Entries from a dataset
----

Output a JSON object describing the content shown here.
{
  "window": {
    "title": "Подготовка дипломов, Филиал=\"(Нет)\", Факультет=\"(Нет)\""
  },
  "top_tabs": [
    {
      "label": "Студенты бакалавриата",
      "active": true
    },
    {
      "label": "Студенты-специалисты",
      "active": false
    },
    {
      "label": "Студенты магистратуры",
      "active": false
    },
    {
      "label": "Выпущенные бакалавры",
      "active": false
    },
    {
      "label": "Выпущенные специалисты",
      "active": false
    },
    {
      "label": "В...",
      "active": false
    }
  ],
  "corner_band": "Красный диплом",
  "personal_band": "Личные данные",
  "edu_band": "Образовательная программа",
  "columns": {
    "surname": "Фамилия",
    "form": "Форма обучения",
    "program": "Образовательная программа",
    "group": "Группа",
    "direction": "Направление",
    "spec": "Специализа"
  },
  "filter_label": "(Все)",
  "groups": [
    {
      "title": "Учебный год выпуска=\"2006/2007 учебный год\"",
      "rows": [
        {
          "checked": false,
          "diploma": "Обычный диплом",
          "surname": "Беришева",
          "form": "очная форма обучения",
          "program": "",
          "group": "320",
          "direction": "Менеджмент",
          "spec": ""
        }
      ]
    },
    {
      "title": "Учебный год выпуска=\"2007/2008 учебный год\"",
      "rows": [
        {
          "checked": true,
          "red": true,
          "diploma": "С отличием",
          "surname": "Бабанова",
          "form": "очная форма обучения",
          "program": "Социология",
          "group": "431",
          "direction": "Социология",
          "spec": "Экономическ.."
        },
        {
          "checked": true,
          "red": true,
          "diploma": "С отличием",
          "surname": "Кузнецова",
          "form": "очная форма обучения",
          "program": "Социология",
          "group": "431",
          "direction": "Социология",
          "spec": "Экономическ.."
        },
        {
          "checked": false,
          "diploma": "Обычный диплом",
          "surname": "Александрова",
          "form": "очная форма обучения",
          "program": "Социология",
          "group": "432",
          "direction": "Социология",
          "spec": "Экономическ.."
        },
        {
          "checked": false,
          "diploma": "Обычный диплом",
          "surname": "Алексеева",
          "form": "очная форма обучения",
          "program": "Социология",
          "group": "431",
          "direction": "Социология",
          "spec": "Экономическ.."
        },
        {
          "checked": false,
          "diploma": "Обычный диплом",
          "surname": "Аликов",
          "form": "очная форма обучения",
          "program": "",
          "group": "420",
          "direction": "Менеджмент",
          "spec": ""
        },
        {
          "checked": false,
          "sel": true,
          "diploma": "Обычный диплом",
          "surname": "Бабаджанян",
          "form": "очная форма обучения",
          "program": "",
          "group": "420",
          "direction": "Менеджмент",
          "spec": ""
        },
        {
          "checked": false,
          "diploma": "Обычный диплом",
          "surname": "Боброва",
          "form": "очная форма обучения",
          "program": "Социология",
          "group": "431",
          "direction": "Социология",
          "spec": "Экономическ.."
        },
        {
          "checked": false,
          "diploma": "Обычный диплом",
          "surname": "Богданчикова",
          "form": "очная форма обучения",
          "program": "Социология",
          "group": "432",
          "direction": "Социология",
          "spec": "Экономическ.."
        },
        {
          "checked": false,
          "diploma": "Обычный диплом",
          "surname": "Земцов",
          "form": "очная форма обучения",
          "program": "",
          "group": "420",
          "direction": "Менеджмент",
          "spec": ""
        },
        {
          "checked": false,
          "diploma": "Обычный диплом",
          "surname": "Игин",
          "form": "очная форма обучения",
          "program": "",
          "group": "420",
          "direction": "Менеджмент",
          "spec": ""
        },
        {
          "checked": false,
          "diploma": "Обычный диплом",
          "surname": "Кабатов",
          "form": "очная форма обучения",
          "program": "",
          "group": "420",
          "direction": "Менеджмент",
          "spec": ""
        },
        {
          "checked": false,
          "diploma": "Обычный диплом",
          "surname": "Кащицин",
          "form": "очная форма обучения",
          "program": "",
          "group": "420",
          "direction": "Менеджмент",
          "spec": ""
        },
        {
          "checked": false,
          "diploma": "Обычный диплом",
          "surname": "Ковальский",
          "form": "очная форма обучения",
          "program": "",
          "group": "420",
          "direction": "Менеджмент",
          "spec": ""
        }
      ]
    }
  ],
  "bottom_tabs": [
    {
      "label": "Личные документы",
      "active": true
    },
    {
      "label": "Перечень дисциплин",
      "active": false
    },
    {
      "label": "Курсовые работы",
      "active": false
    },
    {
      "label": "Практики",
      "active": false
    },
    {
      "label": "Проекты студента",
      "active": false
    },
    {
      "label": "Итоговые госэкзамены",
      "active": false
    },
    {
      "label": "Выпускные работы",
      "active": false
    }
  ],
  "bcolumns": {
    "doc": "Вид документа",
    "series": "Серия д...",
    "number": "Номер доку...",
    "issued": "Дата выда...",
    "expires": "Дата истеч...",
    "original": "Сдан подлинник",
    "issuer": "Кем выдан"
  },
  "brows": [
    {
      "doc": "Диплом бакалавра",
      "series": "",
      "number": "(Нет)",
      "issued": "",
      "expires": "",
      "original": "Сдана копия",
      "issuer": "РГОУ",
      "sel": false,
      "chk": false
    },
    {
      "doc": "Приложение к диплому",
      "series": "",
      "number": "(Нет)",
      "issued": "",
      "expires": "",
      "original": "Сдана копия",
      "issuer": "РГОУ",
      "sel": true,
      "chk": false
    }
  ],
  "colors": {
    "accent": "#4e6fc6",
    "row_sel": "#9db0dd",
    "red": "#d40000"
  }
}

----

Required work:
Where a line above contains the string "выпуска", copy that line.

Answer for this exercise:
      "title": "Учебный год выпуска=\"2006/2007 учебный год\"",
      "title": "Учебный год выпуска=\"2007/2008 учебный год\"",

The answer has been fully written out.